━━━━━ Record set
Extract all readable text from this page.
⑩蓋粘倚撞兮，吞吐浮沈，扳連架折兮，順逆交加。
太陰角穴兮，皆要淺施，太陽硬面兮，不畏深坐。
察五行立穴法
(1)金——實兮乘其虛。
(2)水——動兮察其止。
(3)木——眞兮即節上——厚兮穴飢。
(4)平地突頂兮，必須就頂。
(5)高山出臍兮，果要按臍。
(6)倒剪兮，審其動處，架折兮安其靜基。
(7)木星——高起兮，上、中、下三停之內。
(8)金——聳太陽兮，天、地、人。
━━━━━━━━━━
■ Problem:
The records above must be repeated exactly, every one of them.

■ Solution to the exercise:
Extract all readable text from this page.
⑩蓋粘倚撞兮，吞吐浮沈，扳連架折兮，順逆交加。
太陰角穴兮，皆要淺施，太陽硬面兮，不畏深坐。
察五行立穴法
(1)金——實兮乘其虛。
(2)水——動兮察其止。
(3)木——眞兮即節上——厚兮穴飢。
(4)平地突頂兮，必須就頂。
(5)高山出臍兮，果要按臍。
(6)倒剪兮，審其動處，架折兮安其靜基。
(7)木星——高起兮，上、中、下三停之內。
(8)金——聳太陽兮，天、地、人。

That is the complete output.